PASSAGE GIVEN:
○ ○ ○

So I think you'll see, again, progress as we get closer to in service maybe around the time the PennEast gets its notice to proceed with construction. I think that will kind of set the bar on where we expect to land in terms of winter sales to these utilities. The in basin activities are ongoing. We're close on a couple of smaller projects that I can't elaborate on. But as we build that in basin activity, it's going to add up.
I mean, we're currently outside the power plants. We're probably in the $50,000,000 $60,000 a day range currently. We're getting ready to gasify a small town up there in Pennsylvania calling for the mechanic and not a big load, but we continue to add customers up there. So it's going to all add up. I think 2018, we'll see a lot of progress.
And toward year end, it could be that we're able to finally get some progress on another niche project with the greenfield pipe. So, more on that to come. We're still a long way off, but we never stop looking.
Good color. Appreciate that. And maybe just out of curiosity, how big of a project could that pipe to ultimately displace the fuel oil in New York be? How get a sense of that size?
Well, since I put the corn out there, I'll let Jeff pick it up. It'd be twin 42 inches There is a significant amount of fuel oil being used up there though. There's not the ability for that part of the country to utilize natural gas in a dependable manner. And they are from my understanding is certainly from our feet on the ground, a lot of disappointment by not being able to take advantage of something that's right across fence line from them. It's just one of those unfortunate circumstances that that we're living with today.

○ ○ ○

PROVIDED RECORDS:

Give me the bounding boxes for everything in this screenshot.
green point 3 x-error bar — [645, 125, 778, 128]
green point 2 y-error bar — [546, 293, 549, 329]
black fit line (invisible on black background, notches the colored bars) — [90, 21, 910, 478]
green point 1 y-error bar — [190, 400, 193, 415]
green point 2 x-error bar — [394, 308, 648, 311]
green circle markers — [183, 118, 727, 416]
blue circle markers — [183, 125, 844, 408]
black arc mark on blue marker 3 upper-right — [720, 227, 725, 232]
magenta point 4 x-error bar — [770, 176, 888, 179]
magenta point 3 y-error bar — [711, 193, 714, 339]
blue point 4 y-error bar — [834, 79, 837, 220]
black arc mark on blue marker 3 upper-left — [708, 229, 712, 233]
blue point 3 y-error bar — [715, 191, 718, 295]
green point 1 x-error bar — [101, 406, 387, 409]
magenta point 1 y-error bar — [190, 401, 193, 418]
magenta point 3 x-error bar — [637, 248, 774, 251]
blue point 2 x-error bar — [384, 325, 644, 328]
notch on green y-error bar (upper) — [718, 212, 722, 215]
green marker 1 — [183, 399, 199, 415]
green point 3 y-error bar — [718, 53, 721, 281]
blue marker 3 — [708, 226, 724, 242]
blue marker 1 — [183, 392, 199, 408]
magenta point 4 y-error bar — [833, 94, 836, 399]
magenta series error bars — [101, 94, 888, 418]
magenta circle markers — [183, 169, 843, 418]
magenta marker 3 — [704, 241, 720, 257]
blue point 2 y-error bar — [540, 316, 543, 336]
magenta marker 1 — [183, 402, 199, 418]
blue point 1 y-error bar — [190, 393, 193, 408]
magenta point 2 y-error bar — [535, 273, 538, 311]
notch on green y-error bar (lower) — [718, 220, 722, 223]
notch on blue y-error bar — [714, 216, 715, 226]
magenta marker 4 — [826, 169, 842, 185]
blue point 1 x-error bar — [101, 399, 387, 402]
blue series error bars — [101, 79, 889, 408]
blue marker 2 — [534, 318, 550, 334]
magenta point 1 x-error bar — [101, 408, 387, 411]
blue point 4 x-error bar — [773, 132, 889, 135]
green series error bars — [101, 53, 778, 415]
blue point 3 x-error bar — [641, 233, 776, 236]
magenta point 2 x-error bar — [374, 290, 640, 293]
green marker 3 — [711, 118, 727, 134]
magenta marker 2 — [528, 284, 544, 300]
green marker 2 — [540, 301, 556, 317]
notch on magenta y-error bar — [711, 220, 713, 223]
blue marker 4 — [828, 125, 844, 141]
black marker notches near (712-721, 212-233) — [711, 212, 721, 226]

○ ○ ○

TASK LIST:
A – In the transcript, what pipe size is given for the project that could displace fuel oil in New York?
B – Reproduce the transcript word for word from "Well, since I" to "living with today.".
Rely only on the transcript when responding.

SOLVED PROBLEMS:
A – Twin 42 inches.

B –
Well, since I put the corn out there, I'll let Jeff pick it up. It'd be twin 42 inches There is a significant amount of fuel oil being used up there though. There's not the ability for that part of the country to utilize natural gas in a dependable manner. And they are from my understanding is certainly from our feet on the ground, a lot of disappointment by not being able to take advantage of something that's right across fence line from them. It's just one of those unfortunate circumstances that that we're living with today.